(Recorded data)
####################
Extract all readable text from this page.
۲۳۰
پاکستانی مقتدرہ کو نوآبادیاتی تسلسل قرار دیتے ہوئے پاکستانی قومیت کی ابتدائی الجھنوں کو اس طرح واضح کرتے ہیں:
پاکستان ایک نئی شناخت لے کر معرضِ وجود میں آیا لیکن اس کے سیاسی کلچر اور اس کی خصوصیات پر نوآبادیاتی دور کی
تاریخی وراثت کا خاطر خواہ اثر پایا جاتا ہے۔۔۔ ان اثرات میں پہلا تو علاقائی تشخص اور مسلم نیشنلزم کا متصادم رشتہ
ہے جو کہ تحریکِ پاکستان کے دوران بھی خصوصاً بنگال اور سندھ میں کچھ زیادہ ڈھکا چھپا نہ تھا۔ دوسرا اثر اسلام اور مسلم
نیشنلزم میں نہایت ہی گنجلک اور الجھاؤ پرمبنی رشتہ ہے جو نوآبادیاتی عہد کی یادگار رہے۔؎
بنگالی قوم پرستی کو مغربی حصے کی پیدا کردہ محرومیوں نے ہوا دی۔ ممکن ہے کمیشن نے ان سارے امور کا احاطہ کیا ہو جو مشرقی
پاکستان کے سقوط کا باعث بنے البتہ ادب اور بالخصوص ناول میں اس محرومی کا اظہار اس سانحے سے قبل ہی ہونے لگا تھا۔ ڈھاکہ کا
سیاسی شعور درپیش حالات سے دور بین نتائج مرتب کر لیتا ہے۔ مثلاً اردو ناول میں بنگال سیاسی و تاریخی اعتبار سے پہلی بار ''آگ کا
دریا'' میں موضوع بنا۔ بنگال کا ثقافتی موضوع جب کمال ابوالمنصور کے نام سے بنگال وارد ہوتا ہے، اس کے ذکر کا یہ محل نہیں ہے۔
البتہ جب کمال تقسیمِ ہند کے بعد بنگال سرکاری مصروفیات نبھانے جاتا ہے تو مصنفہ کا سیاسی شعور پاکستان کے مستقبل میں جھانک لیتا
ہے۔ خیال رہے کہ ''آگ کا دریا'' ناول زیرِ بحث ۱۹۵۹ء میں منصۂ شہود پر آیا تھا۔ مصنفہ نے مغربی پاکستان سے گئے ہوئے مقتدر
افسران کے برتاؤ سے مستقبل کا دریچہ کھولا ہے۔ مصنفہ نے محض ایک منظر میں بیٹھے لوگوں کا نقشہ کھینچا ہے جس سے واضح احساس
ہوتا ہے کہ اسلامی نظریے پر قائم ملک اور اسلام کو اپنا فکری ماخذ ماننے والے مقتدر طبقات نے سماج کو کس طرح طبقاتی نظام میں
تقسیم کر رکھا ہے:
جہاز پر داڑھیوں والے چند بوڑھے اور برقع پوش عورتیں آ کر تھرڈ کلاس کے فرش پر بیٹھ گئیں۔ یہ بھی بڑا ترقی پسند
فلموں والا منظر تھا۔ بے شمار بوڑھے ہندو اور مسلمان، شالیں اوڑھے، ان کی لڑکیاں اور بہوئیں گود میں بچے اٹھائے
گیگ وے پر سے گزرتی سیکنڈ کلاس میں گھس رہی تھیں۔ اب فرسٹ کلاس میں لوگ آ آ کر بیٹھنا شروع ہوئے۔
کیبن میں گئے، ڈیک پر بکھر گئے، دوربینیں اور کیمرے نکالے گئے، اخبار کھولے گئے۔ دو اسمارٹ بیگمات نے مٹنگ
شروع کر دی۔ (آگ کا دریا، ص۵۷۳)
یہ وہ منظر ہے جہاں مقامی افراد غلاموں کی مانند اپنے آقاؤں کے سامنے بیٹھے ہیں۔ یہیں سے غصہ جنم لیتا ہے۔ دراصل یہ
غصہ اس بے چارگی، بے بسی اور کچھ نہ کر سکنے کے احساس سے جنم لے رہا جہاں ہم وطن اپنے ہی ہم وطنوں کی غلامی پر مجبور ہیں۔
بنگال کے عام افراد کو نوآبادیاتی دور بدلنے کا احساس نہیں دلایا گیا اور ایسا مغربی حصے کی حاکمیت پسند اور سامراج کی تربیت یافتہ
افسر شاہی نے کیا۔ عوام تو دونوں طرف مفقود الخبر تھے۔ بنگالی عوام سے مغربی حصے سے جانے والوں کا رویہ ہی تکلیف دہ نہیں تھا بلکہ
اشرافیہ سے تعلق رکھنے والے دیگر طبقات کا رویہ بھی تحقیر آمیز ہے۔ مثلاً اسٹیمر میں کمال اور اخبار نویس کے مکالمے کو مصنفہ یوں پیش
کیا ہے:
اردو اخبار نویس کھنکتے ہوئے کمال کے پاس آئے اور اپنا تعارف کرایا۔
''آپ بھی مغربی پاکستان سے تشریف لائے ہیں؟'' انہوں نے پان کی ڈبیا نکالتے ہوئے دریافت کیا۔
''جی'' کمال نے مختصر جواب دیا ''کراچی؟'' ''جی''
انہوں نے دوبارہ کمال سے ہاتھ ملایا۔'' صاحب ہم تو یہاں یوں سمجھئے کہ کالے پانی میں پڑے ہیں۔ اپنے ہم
####################
*What needs to be done*.
Please output the complete data exactly.

*Exercise answer*.
Extract all readable text from this page.
۲۳۰
پاکستانی مقتدرہ کو نوآبادیاتی تسلسل قرار دیتے ہوئے پاکستانی قومیت کی ابتدائی الجھنوں کو اس طرح واضح کرتے ہیں:
پاکستان ایک نئی شناخت لے کر معرضِ وجود میں آیا لیکن اس کے سیاسی کلچر اور اس کی خصوصیات پر نوآبادیاتی دور کی
تاریخی وراثت کا خاطر خواہ اثر پایا جاتا ہے۔۔۔ ان اثرات میں پہلا تو علاقائی تشخص اور مسلم نیشنلزم کا متصادم رشتہ
ہے جو کہ تحریکِ پاکستان کے دوران بھی خصوصاً بنگال اور سندھ میں کچھ زیادہ ڈھکا چھپا نہ تھا۔ دوسرا اثر اسلام اور مسلم
نیشنلزم میں نہایت ہی گنجلک اور الجھاؤ پرمبنی رشتہ ہے جو نوآبادیاتی عہد کی یادگار رہے۔؎
بنگالی قوم پرستی کو مغربی حصے کی پیدا کردہ محرومیوں نے ہوا دی۔ ممکن ہے کمیشن نے ان سارے امور کا احاطہ کیا ہو جو مشرقی
پاکستان کے سقوط کا باعث بنے البتہ ادب اور بالخصوص ناول میں اس محرومی کا اظہار اس سانحے سے قبل ہی ہونے لگا تھا۔ ڈھاکہ کا
سیاسی شعور درپیش حالات سے دور بین نتائج مرتب کر لیتا ہے۔ مثلاً اردو ناول میں بنگال سیاسی و تاریخی اعتبار سے پہلی بار ''آگ کا
دریا'' میں موضوع بنا۔ بنگال کا ثقافتی موضوع جب کمال ابوالمنصور کے نام سے بنگال وارد ہوتا ہے، اس کے ذکر کا یہ محل نہیں ہے۔
البتہ جب کمال تقسیمِ ہند کے بعد بنگال سرکاری مصروفیات نبھانے جاتا ہے تو مصنفہ کا سیاسی شعور پاکستان کے مستقبل میں جھانک لیتا
ہے۔ خیال رہے کہ ''آگ کا دریا'' ناول زیرِ بحث ۱۹۵۹ء میں منصۂ شہود پر آیا تھا۔ مصنفہ نے مغربی پاکستان سے گئے ہوئے مقتدر
افسران کے برتاؤ سے مستقبل کا دریچہ کھولا ہے۔ مصنفہ نے محض ایک منظر میں بیٹھے لوگوں کا نقشہ کھینچا ہے جس سے واضح احساس
ہوتا ہے کہ اسلامی نظریے پر قائم ملک اور اسلام کو اپنا فکری ماخذ ماننے والے مقتدر طبقات نے سماج کو کس طرح طبقاتی نظام میں
تقسیم کر رکھا ہے:
جہاز پر داڑھیوں والے چند بوڑھے اور برقع پوش عورتیں آ کر تھرڈ کلاس کے فرش پر بیٹھ گئیں۔ یہ بھی بڑا ترقی پسند
فلموں والا منظر تھا۔ بے شمار بوڑھے ہندو اور مسلمان، شالیں اوڑھے، ان کی لڑکیاں اور بہوئیں گود میں بچے اٹھائے
گیگ وے پر سے گزرتی سیکنڈ کلاس میں گھس رہی تھیں۔ اب فرسٹ کلاس میں لوگ آ آ کر بیٹھنا شروع ہوئے۔
کیبن میں گئے، ڈیک پر بکھر گئے، دوربینیں اور کیمرے نکالے گئے، اخبار کھولے گئے۔ دو اسمارٹ بیگمات نے مٹنگ
شروع کر دی۔ (آگ کا دریا، ص۵۷۳)
یہ وہ منظر ہے جہاں مقامی افراد غلاموں کی مانند اپنے آقاؤں کے سامنے بیٹھے ہیں۔ یہیں سے غصہ جنم لیتا ہے۔ دراصل یہ
غصہ اس بے چارگی، بے بسی اور کچھ نہ کر سکنے کے احساس سے جنم لے رہا جہاں ہم وطن اپنے ہی ہم وطنوں کی غلامی پر مجبور ہیں۔
بنگال کے عام افراد کو نوآبادیاتی دور بدلنے کا احساس نہیں دلایا گیا اور ایسا مغربی حصے کی حاکمیت پسند اور سامراج کی تربیت یافتہ
افسر شاہی نے کیا۔ عوام تو دونوں طرف مفقود الخبر تھے۔ بنگالی عوام سے مغربی حصے سے جانے والوں کا رویہ ہی تکلیف دہ نہیں تھا بلکہ
اشرافیہ سے تعلق رکھنے والے دیگر طبقات کا رویہ بھی تحقیر آمیز ہے۔ مثلاً اسٹیمر میں کمال اور اخبار نویس کے مکالمے کو مصنفہ یوں پیش
کیا ہے:
اردو اخبار نویس کھنکتے ہوئے کمال کے پاس آئے اور اپنا تعارف کرایا۔
''آپ بھی مغربی پاکستان سے تشریف لائے ہیں؟'' انہوں نے پان کی ڈبیا نکالتے ہوئے دریافت کیا۔
''جی'' کمال نے مختصر جواب دیا ''کراچی؟'' ''جی''
انہوں نے دوبارہ کمال سے ہاتھ ملایا۔'' صاحب ہم تو یہاں یوں سمجھئے کہ کالے پانی میں پڑے ہیں۔ اپنے ہم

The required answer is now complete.